◆ Exercise requirements: Each record below must be returned exactly as shown.

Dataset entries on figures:
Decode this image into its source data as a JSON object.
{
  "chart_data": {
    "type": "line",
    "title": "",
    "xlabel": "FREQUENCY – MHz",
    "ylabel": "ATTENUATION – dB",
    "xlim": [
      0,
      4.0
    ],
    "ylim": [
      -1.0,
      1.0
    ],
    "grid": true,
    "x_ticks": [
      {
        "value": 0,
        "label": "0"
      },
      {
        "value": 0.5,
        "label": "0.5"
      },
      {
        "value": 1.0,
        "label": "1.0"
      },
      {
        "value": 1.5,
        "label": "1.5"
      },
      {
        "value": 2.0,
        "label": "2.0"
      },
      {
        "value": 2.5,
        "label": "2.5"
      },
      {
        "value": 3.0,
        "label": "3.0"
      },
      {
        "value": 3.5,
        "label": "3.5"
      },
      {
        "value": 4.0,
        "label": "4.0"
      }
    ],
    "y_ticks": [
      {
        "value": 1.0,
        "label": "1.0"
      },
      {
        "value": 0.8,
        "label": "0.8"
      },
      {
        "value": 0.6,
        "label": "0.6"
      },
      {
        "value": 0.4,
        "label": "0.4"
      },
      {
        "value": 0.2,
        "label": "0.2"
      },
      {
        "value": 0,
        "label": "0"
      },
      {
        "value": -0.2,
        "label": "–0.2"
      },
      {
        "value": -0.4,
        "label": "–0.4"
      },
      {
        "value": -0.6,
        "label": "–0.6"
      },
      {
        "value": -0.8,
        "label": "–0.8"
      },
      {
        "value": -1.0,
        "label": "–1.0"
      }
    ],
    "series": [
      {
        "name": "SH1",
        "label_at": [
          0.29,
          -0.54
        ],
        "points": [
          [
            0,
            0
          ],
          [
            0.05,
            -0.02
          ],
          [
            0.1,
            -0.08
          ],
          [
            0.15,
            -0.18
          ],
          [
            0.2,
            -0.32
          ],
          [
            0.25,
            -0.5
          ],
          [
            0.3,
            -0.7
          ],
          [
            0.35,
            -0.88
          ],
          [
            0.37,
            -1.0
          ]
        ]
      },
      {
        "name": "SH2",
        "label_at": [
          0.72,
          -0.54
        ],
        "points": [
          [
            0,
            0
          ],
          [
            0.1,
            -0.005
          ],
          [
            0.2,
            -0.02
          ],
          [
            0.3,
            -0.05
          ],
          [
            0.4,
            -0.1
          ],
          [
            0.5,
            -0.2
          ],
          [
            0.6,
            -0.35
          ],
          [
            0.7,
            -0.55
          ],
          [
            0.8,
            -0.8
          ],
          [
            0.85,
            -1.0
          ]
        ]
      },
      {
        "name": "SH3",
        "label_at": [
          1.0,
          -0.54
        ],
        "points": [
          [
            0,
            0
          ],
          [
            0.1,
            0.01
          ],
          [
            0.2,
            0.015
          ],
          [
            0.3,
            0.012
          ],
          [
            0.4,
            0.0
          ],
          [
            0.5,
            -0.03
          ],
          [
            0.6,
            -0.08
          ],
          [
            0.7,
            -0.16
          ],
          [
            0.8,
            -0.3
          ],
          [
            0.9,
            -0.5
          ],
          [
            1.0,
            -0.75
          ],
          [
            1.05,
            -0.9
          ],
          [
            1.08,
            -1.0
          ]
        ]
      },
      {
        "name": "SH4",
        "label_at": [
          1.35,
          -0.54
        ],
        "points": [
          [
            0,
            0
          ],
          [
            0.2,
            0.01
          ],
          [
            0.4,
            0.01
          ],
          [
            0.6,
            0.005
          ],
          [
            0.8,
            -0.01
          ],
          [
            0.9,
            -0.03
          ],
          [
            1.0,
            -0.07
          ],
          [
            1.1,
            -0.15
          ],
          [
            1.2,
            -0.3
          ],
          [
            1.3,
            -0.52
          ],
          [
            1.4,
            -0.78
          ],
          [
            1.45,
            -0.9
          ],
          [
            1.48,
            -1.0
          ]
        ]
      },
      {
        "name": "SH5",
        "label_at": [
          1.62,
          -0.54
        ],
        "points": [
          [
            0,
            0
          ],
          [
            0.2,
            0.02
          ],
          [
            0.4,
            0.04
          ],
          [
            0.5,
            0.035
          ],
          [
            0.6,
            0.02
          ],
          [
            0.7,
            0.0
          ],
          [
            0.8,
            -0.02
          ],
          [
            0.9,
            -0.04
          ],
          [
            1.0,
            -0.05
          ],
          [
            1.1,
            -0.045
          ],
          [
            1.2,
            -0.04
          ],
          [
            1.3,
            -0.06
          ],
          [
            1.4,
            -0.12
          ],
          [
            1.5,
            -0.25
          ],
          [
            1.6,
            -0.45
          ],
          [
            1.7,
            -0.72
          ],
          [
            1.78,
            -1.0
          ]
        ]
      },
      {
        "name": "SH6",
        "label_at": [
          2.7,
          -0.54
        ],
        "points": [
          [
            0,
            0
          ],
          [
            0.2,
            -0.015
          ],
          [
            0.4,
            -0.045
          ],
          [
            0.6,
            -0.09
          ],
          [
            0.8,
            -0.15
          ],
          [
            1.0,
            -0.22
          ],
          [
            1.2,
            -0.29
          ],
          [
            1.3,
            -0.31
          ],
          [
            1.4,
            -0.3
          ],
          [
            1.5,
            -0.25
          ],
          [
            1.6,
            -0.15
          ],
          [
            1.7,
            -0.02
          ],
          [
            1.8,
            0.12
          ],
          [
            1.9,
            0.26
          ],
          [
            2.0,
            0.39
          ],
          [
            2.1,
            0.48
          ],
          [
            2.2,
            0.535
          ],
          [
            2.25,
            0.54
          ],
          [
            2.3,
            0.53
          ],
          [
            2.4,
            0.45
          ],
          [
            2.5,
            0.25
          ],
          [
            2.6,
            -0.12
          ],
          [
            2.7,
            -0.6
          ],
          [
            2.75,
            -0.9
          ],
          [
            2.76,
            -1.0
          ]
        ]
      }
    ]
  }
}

◆ Solution to the exercise:
Decode this image into its source data as a JSON object.
{
  "chart_data": {
    "type": "line",
    "title": "",
    "xlabel": "FREQUENCY – MHz",
    "ylabel": "ATTENUATION – dB",
    "xlim": [
      0,
      4.0
    ],
    "ylim": [
      -1.0,
      1.0
    ],
    "grid": true,
    "x_ticks": [
      {
        "value": 0,
        "label": "0"
      },
      {
        "value": 0.5,
        "label": "0.5"
      },
      {
        "value": 1.0,
        "label": "1.0"
      },
      {
        "value": 1.5,
        "label": "1.5"
      },
      {
        "value": 2.0,
        "label": "2.0"
      },
      {
        "value": 2.5,
        "label": "2.5"
      },
      {
        "value": 3.0,
        "label": "3.0"
      },
      {
        "value": 3.5,
        "label": "3.5"
      },
      {
        "value": 4.0,
        "label": "4.0"
      }
    ],
    "y_ticks": [
      {
        "value": 1.0,
        "label": "1.0"
      },
      {
        "value": 0.8,
        "label": "0.8"
      },
      {
        "value": 0.6,
        "label": "0.6"
      },
      {
        "value": 0.4,
        "label": "0.4"
      },
      {
        "value": 0.2,
        "label": "0.2"
      },
      {
        "value": 0,
        "label": "0"
      },
      {
        "value": -0.2,
        "label": "–0.2"
      },
      {
        "value": -0.4,
        "label": "–0.4"
      },
      {
        "value": -0.6,
        "label": "–0.6"
      },
      {
        "value": -0.8,
        "label": "–0.8"
      },
      {
        "value": -1.0,
        "label": "–1.0"
      }
    ],
    "series": [
      {
        "name": "SH1",
        "label_at": [
          0.29,
          -0.54
        ],
        "points": [
          [
            0,
            0
          ],
          [
            0.05,
            -0.02
          ],
          [
            0.1,
            -0.08
          ],
          [
            0.15,
            -0.18
          ],
          [
            0.2,
            -0.32
          ],
          [
            0.25,
            -0.5
          ],
          [
            0.3,
            -0.7
          ],
          [
            0.35,
            -0.88
          ],
          [
            0.37,
            -1.0
          ]
        ]
      },
      {
        "name": "SH2",
        "label_at": [
          0.72,
          -0.54
        ],
        "points": [
          [
            0,
            0
          ],
          [
            0.1,
            -0.005
          ],
          [
            0.2,
            -0.02
          ],
          [
            0.3,
            -0.05
          ],
          [
            0.4,
            -0.1
          ],
          [
            0.5,
            -0.2
          ],
          [
            0.6,
            -0.35
          ],
          [
            0.7,
            -0.55
          ],
          [
            0.8,
            -0.8
          ],
          [
            0.85,
            -1.0
          ]
        ]
      },
      {
        "name": "SH3",
        "label_at": [
          1.0,
          -0.54
        ],
        "points": [
          [
            0,
            0
          ],
          [
            0.1,
            0.01
          ],
          [
            0.2,
            0.015
          ],
          [
            0.3,
            0.012
          ],
          [
            0.4,
            0.0
          ],
          [
            0.5,
            -0.03
          ],
          [
            0.6,
            -0.08
          ],
          [
            0.7,
            -0.16
          ],
          [
            0.8,
            -0.3
          ],
          [
            0.9,
            -0.5
          ],
          [
            1.0,
            -0.75
          ],
          [
            1.05,
            -0.9
          ],
          [
            1.08,
            -1.0
          ]
        ]
      },
      {
        "name": "SH4",
        "label_at": [
          1.35,
          -0.54
        ],
        "points": [
          [
            0,
            0
          ],
          [
            0.2,
            0.01
          ],
          [
            0.4,
            0.01
          ],
          [
            0.6,
            0.005
          ],
          [
            0.8,
            -0.01
          ],
          [
            0.9,
            -0.03
          ],
          [
            1.0,
            -0.07
          ],
          [
            1.1,
            -0.15
          ],
          [
            1.2,
            -0.3
          ],
          [
            1.3,
            -0.52
          ],
          [
            1.4,
            -0.78
          ],
          [
            1.45,
            -0.9
          ],
          [
            1.48,
            -1.0
          ]
        ]
      },
      {
        "name": "SH5",
        "label_at": [
          1.62,
          -0.54
        ],
        "points": [
          [
            0,
            0
          ],
          [
            0.2,
            0.02
          ],
          [
            0.4,
            0.04
          ],
          [
            0.5,
            0.035
          ],
          [
            0.6,
            0.02
          ],
          [
            0.7,
            0.0
          ],
          [
            0.8,
            -0.02
          ],
          [
            0.9,
            -0.04
          ],
          [
            1.0,
            -0.05
          ],
          [
            1.1,
            -0.045
          ],
          [
            1.2,
            -0.04
          ],
          [
            1.3,
            -0.06
          ],
          [
            1.4,
            -0.12
          ],
          [
            1.5,
            -0.25
          ],
          [
            1.6,
            -0.45
          ],
          [
            1.7,
            -0.72
          ],
          [
            1.78,
            -1.0
          ]
        ]
      },
      {
        "name": "SH6",
        "label_at": [
          2.7,
          -0.54
        ],
        "points": [
          [
            0,
            0
          ],
          [
            0.2,
            -0.015
          ],
          [
            0.4,
            -0.045
          ],
          [
            0.6,
            -0.09
          ],
          [
            0.8,
            -0.15
          ],
          [
            1.0,
            -0.22
          ],
          [
            1.2,
            -0.29
          ],
          [
            1.3,
            -0.31
          ],
          [
            1.4,
            -0.3
          ],
          [
            1.5,
            -0.25
          ],
          [
            1.6,
            -0.15
          ],
          [
            1.7,
            -0.02
          ],
          [
            1.8,
            0.12
          ],
          [
            1.9,
            0.26
          ],
          [
            2.0,
            0.39
          ],
          [
            2.1,
            0.48
          ],
          [
            2.2,
            0.535
          ],
          [
            2.25,
            0.54
          ],
          [
            2.3,
            0.53
          ],
          [
            2.4,
            0.45
          ],
          [
            2.5,
            0.25
          ],
          [
            2.6,
            -0.12
          ],
          [
            2.7,
            -0.6
          ],
          [
            2.75,
            -0.9
          ],
          [
            2.76,
            -1.0
          ]
        ]
      }
    ]
  }
}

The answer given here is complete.